Set exercise:
Each entry below should be reproduced character for character.

Recorded data:
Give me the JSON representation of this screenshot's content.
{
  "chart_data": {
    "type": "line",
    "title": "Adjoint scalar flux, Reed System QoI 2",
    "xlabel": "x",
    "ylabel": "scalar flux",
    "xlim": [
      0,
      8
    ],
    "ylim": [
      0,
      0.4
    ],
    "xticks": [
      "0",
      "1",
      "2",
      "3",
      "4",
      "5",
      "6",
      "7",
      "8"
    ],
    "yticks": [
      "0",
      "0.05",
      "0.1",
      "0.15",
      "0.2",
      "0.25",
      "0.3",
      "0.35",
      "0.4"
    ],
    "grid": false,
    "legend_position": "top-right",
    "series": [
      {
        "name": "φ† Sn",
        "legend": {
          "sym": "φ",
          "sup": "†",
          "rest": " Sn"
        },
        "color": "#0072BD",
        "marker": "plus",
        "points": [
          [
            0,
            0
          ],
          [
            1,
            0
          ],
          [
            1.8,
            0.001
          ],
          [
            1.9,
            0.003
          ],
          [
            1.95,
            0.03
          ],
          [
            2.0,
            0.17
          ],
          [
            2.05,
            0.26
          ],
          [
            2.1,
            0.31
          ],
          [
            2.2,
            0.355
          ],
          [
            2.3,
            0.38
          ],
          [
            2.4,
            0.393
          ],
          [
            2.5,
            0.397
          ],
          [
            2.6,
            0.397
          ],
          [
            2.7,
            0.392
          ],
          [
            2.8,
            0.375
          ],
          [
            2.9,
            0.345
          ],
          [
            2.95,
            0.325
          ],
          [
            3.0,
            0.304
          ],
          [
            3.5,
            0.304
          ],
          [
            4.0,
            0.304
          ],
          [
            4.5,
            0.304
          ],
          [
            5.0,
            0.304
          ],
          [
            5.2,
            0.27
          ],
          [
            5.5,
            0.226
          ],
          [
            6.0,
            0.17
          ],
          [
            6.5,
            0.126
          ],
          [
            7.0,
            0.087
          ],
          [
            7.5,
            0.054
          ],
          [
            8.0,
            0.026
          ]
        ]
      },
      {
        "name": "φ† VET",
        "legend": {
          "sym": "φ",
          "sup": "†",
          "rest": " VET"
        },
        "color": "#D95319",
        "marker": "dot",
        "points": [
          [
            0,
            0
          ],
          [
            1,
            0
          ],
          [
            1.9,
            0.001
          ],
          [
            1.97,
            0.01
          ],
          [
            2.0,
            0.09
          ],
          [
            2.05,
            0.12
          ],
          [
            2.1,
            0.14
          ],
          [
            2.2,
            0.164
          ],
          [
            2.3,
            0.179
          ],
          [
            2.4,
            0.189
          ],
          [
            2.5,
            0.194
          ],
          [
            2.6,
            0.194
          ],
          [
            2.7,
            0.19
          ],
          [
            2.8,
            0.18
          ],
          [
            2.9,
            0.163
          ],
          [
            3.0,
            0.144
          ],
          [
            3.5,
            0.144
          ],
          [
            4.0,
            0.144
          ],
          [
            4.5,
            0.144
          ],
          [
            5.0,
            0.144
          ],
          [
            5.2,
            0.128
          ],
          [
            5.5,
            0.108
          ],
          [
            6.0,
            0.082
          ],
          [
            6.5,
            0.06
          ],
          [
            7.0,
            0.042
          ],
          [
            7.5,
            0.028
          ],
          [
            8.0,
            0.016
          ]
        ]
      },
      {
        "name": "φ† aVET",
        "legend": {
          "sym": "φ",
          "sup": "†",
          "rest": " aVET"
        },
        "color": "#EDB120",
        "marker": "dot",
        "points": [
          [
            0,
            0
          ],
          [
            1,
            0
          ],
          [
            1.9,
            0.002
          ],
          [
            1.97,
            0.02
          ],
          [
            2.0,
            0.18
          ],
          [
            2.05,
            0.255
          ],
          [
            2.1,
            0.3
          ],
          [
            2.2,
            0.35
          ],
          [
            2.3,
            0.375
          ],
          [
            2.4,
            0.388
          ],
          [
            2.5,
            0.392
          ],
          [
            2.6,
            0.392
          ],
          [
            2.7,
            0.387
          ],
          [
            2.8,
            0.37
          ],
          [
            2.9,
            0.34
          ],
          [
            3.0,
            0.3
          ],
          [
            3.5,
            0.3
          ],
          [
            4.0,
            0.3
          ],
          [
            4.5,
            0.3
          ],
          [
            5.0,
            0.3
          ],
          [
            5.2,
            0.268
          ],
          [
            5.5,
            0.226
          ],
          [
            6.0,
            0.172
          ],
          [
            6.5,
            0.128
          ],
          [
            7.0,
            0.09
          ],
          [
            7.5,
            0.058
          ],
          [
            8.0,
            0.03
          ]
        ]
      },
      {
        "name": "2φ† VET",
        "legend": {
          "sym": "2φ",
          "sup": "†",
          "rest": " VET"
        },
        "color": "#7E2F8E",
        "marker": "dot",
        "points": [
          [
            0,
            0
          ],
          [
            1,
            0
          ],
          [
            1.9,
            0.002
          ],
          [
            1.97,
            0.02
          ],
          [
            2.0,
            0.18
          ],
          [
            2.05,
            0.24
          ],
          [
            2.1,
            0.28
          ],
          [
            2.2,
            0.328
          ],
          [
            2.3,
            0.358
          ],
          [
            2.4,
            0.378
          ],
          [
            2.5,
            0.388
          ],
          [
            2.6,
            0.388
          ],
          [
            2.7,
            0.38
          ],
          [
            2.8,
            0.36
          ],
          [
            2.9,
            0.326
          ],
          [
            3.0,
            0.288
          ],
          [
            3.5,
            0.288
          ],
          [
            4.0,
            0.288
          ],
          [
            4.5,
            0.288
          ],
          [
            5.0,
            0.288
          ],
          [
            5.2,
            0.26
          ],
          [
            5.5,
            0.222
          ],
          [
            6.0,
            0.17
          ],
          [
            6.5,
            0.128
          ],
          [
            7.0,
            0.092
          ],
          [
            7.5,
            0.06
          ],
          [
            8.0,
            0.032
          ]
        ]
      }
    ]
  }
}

Task result:
Give me the JSON representation of this screenshot's content.
{
  "chart_data": {
    "type": "line",
    "title": "Adjoint scalar flux, Reed System QoI 2",
    "xlabel": "x",
    "ylabel": "scalar flux",
    "xlim": [
      0,
      8
    ],
    "ylim": [
      0,
      0.4
    ],
    "xticks": [
      "0",
      "1",
      "2",
      "3",
      "4",
      "5",
      "6",
      "7",
      "8"
    ],
    "yticks": [
      "0",
      "0.05",
      "0.1",
      "0.15",
      "0.2",
      "0.25",
      "0.3",
      "0.35",
      "0.4"
    ],
    "grid": false,
    "legend_position": "top-right",
    "series": [
      {
        "name": "φ† Sn",
        "legend": {
          "sym": "φ",
          "sup": "†",
          "rest": " Sn"
        },
        "color": "#0072BD",
        "marker": "plus",
        "points": [
          [
            0,
            0
          ],
          [
            1,
            0
          ],
          [
            1.8,
            0.001
          ],
          [
            1.9,
            0.003
          ],
          [
            1.95,
            0.03
          ],
          [
            2.0,
            0.17
          ],
          [
            2.05,
            0.26
          ],
          [
            2.1,
            0.31
          ],
          [
            2.2,
            0.355
          ],
          [
            2.3,
            0.38
          ],
          [
            2.4,
            0.393
          ],
          [
            2.5,
            0.397
          ],
          [
            2.6,
            0.397
          ],
          [
            2.7,
            0.392
          ],
          [
            2.8,
            0.375
          ],
          [
            2.9,
            0.345
          ],
          [
            2.95,
            0.325
          ],
          [
            3.0,
            0.304
          ],
          [
            3.5,
            0.304
          ],
          [
            4.0,
            0.304
          ],
          [
            4.5,
            0.304
          ],
          [
            5.0,
            0.304
          ],
          [
            5.2,
            0.27
          ],
          [
            5.5,
            0.226
          ],
          [
            6.0,
            0.17
          ],
          [
            6.5,
            0.126
          ],
          [
            7.0,
            0.087
          ],
          [
            7.5,
            0.054
          ],
          [
            8.0,
            0.026
          ]
        ]
      },
      {
        "name": "φ† VET",
        "legend": {
          "sym": "φ",
          "sup": "†",
          "rest": " VET"
        },
        "color": "#D95319",
        "marker": "dot",
        "points": [
          [
            0,
            0
          ],
          [
            1,
            0
          ],
          [
            1.9,
            0.001
          ],
          [
            1.97,
            0.01
          ],
          [
            2.0,
            0.09
          ],
          [
            2.05,
            0.12
          ],
          [
            2.1,
            0.14
          ],
          [
            2.2,
            0.164
          ],
          [
            2.3,
            0.179
          ],
          [
            2.4,
            0.189
          ],
          [
            2.5,
            0.194
          ],
          [
            2.6,
            0.194
          ],
          [
            2.7,
            0.19
          ],
          [
            2.8,
            0.18
          ],
          [
            2.9,
            0.163
          ],
          [
            3.0,
            0.144
          ],
          [
            3.5,
            0.144
          ],
          [
            4.0,
            0.144
          ],
          [
            4.5,
            0.144
          ],
          [
            5.0,
            0.144
          ],
          [
            5.2,
            0.128
          ],
          [
            5.5,
            0.108
          ],
          [
            6.0,
            0.082
          ],
          [
            6.5,
            0.06
          ],
          [
            7.0,
            0.042
          ],
          [
            7.5,
            0.028
          ],
          [
            8.0,
            0.016
          ]
        ]
      },
      {
        "name": "φ† aVET",
        "legend": {
          "sym": "φ",
          "sup": "†",
          "rest": " aVET"
        },
        "color": "#EDB120",
        "marker": "dot",
        "points": [
          [
            0,
            0
          ],
          [
            1,
            0
          ],
          [
            1.9,
            0.002
          ],
          [
            1.97,
            0.02
          ],
          [
            2.0,
            0.18
          ],
          [
            2.05,
            0.255
          ],
          [
            2.1,
            0.3
          ],
          [
            2.2,
            0.35
          ],
          [
            2.3,
            0.375
          ],
          [
            2.4,
            0.388
          ],
          [
            2.5,
            0.392
          ],
          [
            2.6,
            0.392
          ],
          [
            2.7,
            0.387
          ],
          [
            2.8,
            0.37
          ],
          [
            2.9,
            0.34
          ],
          [
            3.0,
            0.3
          ],
          [
            3.5,
            0.3
          ],
          [
            4.0,
            0.3
          ],
          [
            4.5,
            0.3
          ],
          [
            5.0,
            0.3
          ],
          [
            5.2,
            0.268
          ],
          [
            5.5,
            0.226
          ],
          [
            6.0,
            0.172
          ],
          [
            6.5,
            0.128
          ],
          [
            7.0,
            0.09
          ],
          [
            7.5,
            0.058
          ],
          [
            8.0,
            0.03
          ]
        ]
      },
      {
        "name": "2φ† VET",
        "legend": {
          "sym": "2φ",
          "sup": "†",
          "rest": " VET"
        },
        "color": "#7E2F8E",
        "marker": "dot",
        "points": [
          [
            0,
            0
          ],
          [
            1,
            0
          ],
          [
            1.9,
            0.002
          ],
          [
            1.97,
            0.02
          ],
          [
            2.0,
            0.18
          ],
          [
            2.05,
            0.24
          ],
          [
            2.1,
            0.28
          ],
          [
            2.2,
            0.328
          ],
          [
            2.3,
            0.358
          ],
          [
            2.4,
            0.378
          ],
          [
            2.5,
            0.388
          ],
          [
            2.6,
            0.388
          ],
          [
            2.7,
            0.38
          ],
          [
            2.8,
            0.36
          ],
          [
            2.9,
            0.326
          ],
          [
            3.0,
            0.288
          ],
          [
            3.5,
            0.288
          ],
          [
            4.0,
            0.288
          ],
          [
            4.5,
            0.288
          ],
          [
            5.0,
            0.288
          ],
          [
            5.2,
            0.26
          ],
          [
            5.5,
            0.222
          ],
          [
            6.0,
            0.17
          ],
          [
            6.5,
            0.128
          ],
          [
            7.0,
            0.092
          ],
          [
            7.5,
            0.06
          ],
          [
            8.0,
            0.032
          ]
        ]
      }
    ]
  }
}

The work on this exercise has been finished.